Written request => Reproduce the complete listing without any deviation.

____

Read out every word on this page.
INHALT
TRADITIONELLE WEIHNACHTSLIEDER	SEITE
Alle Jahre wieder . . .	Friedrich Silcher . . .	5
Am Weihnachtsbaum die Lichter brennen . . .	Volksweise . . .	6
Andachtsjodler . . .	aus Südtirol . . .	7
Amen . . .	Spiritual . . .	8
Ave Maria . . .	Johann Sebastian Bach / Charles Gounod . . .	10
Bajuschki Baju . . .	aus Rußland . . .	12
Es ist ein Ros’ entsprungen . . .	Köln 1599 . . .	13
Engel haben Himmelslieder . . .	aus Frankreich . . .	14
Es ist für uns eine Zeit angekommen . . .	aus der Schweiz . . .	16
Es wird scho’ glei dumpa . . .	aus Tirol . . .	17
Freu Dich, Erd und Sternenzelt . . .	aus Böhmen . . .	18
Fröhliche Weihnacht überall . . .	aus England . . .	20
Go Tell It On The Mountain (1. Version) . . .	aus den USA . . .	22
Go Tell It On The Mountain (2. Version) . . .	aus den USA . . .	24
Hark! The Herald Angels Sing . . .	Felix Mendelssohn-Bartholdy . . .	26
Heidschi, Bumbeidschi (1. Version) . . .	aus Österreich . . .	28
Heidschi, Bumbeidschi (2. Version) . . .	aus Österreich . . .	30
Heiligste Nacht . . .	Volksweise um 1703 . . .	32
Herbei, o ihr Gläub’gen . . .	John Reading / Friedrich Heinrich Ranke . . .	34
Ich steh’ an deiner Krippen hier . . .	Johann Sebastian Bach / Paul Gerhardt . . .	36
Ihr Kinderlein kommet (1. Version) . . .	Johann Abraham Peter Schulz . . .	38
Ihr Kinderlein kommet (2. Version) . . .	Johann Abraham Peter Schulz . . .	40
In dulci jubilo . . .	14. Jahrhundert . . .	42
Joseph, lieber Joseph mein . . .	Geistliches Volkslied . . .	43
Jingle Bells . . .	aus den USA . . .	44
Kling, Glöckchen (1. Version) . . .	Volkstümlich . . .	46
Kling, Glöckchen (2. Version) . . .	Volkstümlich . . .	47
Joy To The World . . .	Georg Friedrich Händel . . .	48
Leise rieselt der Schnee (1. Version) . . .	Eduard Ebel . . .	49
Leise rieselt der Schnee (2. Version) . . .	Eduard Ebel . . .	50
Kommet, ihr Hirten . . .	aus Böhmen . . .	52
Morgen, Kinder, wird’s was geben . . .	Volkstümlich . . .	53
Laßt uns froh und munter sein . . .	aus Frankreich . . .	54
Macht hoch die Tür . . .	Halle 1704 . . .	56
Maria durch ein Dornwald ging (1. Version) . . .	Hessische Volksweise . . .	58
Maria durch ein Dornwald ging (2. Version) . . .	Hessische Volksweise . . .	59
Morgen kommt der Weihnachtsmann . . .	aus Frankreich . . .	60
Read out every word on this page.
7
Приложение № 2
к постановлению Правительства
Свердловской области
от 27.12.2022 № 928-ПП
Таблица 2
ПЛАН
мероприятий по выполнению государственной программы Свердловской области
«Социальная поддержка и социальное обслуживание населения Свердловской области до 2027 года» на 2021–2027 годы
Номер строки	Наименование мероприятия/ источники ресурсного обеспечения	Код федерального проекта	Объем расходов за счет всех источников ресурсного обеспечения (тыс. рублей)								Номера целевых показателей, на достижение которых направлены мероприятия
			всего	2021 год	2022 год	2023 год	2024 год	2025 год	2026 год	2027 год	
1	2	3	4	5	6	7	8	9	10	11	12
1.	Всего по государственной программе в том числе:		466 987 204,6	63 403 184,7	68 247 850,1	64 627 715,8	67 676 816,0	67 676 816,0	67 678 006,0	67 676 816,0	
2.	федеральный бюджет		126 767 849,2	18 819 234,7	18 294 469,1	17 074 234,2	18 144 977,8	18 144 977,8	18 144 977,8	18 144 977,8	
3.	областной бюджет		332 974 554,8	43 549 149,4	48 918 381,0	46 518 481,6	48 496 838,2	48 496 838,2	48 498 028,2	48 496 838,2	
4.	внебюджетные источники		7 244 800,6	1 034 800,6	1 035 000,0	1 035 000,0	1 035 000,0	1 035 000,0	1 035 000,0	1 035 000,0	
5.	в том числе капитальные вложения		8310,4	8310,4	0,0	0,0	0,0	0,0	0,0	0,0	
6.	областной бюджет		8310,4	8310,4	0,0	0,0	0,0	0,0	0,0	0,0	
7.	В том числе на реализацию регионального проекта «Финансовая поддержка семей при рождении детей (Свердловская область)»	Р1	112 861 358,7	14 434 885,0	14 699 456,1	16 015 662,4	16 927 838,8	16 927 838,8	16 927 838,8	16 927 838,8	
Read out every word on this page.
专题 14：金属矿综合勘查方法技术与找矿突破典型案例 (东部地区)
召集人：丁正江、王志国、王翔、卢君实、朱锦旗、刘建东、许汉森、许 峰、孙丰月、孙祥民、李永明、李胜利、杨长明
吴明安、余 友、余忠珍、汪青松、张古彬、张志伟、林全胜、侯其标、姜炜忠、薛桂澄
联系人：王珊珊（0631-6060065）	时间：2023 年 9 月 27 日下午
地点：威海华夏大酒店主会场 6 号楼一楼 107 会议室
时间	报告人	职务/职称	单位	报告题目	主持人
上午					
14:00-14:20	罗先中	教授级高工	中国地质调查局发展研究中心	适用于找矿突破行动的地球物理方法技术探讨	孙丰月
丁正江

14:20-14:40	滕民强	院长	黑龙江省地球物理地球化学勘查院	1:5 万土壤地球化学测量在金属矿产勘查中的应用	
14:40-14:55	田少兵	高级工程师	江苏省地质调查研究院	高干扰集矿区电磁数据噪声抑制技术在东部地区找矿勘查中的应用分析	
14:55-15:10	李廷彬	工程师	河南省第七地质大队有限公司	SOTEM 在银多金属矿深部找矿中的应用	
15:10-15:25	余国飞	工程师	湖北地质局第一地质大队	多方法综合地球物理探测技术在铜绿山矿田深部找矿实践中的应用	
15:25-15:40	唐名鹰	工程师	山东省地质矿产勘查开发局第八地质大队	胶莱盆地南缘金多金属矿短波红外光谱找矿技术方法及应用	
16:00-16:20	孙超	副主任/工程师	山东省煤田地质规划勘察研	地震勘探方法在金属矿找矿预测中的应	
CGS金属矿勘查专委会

____

Correct result =>
Read out every word on this page.
INHALT
TRADITIONELLE WEIHNACHTSLIEDER	SEITE
Alle Jahre wieder . . .	Friedrich Silcher . . .	5
Am Weihnachtsbaum die Lichter brennen . . .	Volksweise . . .	6
Andachtsjodler . . .	aus Südtirol . . .	7
Amen . . .	Spiritual . . .	8
Ave Maria . . .	Johann Sebastian Bach / Charles Gounod . . .	10
Bajuschki Baju . . .	aus Rußland . . .	12
Es ist ein Ros’ entsprungen . . .	Köln 1599 . . .	13
Engel haben Himmelslieder . . .	aus Frankreich . . .	14
Es ist für uns eine Zeit angekommen . . .	aus der Schweiz . . .	16
Es wird scho’ glei dumpa . . .	aus Tirol . . .	17
Freu Dich, Erd und Sternenzelt . . .	aus Böhmen . . .	18
Fröhliche Weihnacht überall . . .	aus England . . .	20
Go Tell It On The Mountain (1. Version) . . .	aus den USA . . .	22
Go Tell It On The Mountain (2. Version) . . .	aus den USA . . .	24
Hark! The Herald Angels Sing . . .	Felix Mendelssohn-Bartholdy . . .	26
Heidschi, Bumbeidschi (1. Version) . . .	aus Österreich . . .	28
Heidschi, Bumbeidschi (2. Version) . . .	aus Österreich . . .	30
Heiligste Nacht . . .	Volksweise um 1703 . . .	32
Herbei, o ihr Gläub’gen . . .	John Reading / Friedrich Heinrich Ranke . . .	34
Ich steh’ an deiner Krippen hier . . .	Johann Sebastian Bach / Paul Gerhardt . . .	36
Ihr Kinderlein kommet (1. Version) . . .	Johann Abraham Peter Schulz . . .	38
Ihr Kinderlein kommet (2. Version) . . .	Johann Abraham Peter Schulz . . .	40
In dulci jubilo . . .	14. Jahrhundert . . .	42
Joseph, lieber Joseph mein . . .	Geistliches Volkslied . . .	43
Jingle Bells . . .	aus den USA . . .	44
Kling, Glöckchen (1. Version) . . .	Volkstümlich . . .	46
Kling, Glöckchen (2. Version) . . .	Volkstümlich . . .	47
Joy To The World . . .	Georg Friedrich Händel . . .	48
Leise rieselt der Schnee (1. Version) . . .	Eduard Ebel . . .	49
Leise rieselt der Schnee (2. Version) . . .	Eduard Ebel . . .	50
Kommet, ihr Hirten . . .	aus Böhmen . . .	52
Morgen, Kinder, wird’s was geben . . .	Volkstümlich . . .	53
Laßt uns froh und munter sein . . .	aus Frankreich . . .	54
Macht hoch die Tür . . .	Halle 1704 . . .	56
Maria durch ein Dornwald ging (1. Version) . . .	Hessische Volksweise . . .	58
Maria durch ein Dornwald ging (2. Version) . . .	Hessische Volksweise . . .	59
Morgen kommt der Weihnachtsmann . . .	aus Frankreich . . .	60
Read out every word on this page.
7
Приложение № 2
к постановлению Правительства
Свердловской области
от 27.12.2022 № 928-ПП
Таблица 2
ПЛАН
мероприятий по выполнению государственной программы Свердловской области
«Социальная поддержка и социальное обслуживание населения Свердловской области до 2027 года» на 2021–2027 годы
Номер строки	Наименование мероприятия/ источники ресурсного обеспечения	Код федерального проекта	Объем расходов за счет всех источников ресурсного обеспечения (тыс. рублей)								Номера целевых показателей, на достижение которых направлены мероприятия
			всего	2021 год	2022 год	2023 год	2024 год	2025 год	2026 год	2027 год	
1	2	3	4	5	6	7	8	9	10	11	12
1.	Всего по государственной программе в том числе:		466 987 204,6	63 403 184,7	68 247 850,1	64 627 715,8	67 676 816,0	67 676 816,0	67 678 006,0	67 676 816,0	
2.	федеральный бюджет		126 767 849,2	18 819 234,7	18 294 469,1	17 074 234,2	18 144 977,8	18 144 977,8	18 144 977,8	18 144 977,8	
3.	областной бюджет		332 974 554,8	43 549 149,4	48 918 381,0	46 518 481,6	48 496 838,2	48 496 838,2	48 498 028,2	48 496 838,2	
4.	внебюджетные источники		7 244 800,6	1 034 800,6	1 035 000,0	1 035 000,0	1 035 000,0	1 035 000,0	1 035 000,0	1 035 000,0	
5.	в том числе капитальные вложения		8310,4	8310,4	0,0	0,0	0,0	0,0	0,0	0,0	
6.	областной бюджет		8310,4	8310,4	0,0	0,0	0,0	0,0	0,0	0,0	
7.	В том числе на реализацию регионального проекта «Финансовая поддержка семей при рождении детей (Свердловская область)»	Р1	112 861 358,7	14 434 885,0	14 699 456,1	16 015 662,4	16 927 838,8	16 927 838,8	16 927 838,8	16 927 838,8	
Read out every word on this page.
专题 14：金属矿综合勘查方法技术与找矿突破典型案例 (东部地区)
召集人：丁正江、王志国、王翔、卢君实、朱锦旗、刘建东、许汉森、许 峰、孙丰月、孙祥民、李永明、李胜利、杨长明
吴明安、余 友、余忠珍、汪青松、张古彬、张志伟、林全胜、侯其标、姜炜忠、薛桂澄
联系人：王珊珊（0631-6060065）	时间：2023 年 9 月 27 日下午
地点：威海华夏大酒店主会场 6 号楼一楼 107 会议室
时间	报告人	职务/职称	单位	报告题目	主持人
上午					
14:00-14:20	罗先中	教授级高工	中国地质调查局发展研究中心	适用于找矿突破行动的地球物理方法技术探讨	孙丰月
丁正江

14:20-14:40	滕民强	院长	黑龙江省地球物理地球化学勘查院	1:5 万土壤地球化学测量在金属矿产勘查中的应用	
14:40-14:55	田少兵	高级工程师	江苏省地质调查研究院	高干扰集矿区电磁数据噪声抑制技术在东部地区找矿勘查中的应用分析	
14:55-15:10	李廷彬	工程师	河南省第七地质大队有限公司	SOTEM 在银多金属矿深部找矿中的应用	
15:10-15:25	余国飞	工程师	湖北地质局第一地质大队	多方法综合地球物理探测技术在铜绿山矿田深部找矿实践中的应用	
15:25-15:40	唐名鹰	工程师	山东省地质矿产勘查开发局第八地质大队	胶莱盆地南缘金多金属矿短波红外光谱找矿技术方法及应用	
16:00-16:20	孙超	副主任/工程师	山东省煤田地质规划勘察研	地震勘探方法在金属矿找矿预测中的应	
CGS金属矿勘查专委会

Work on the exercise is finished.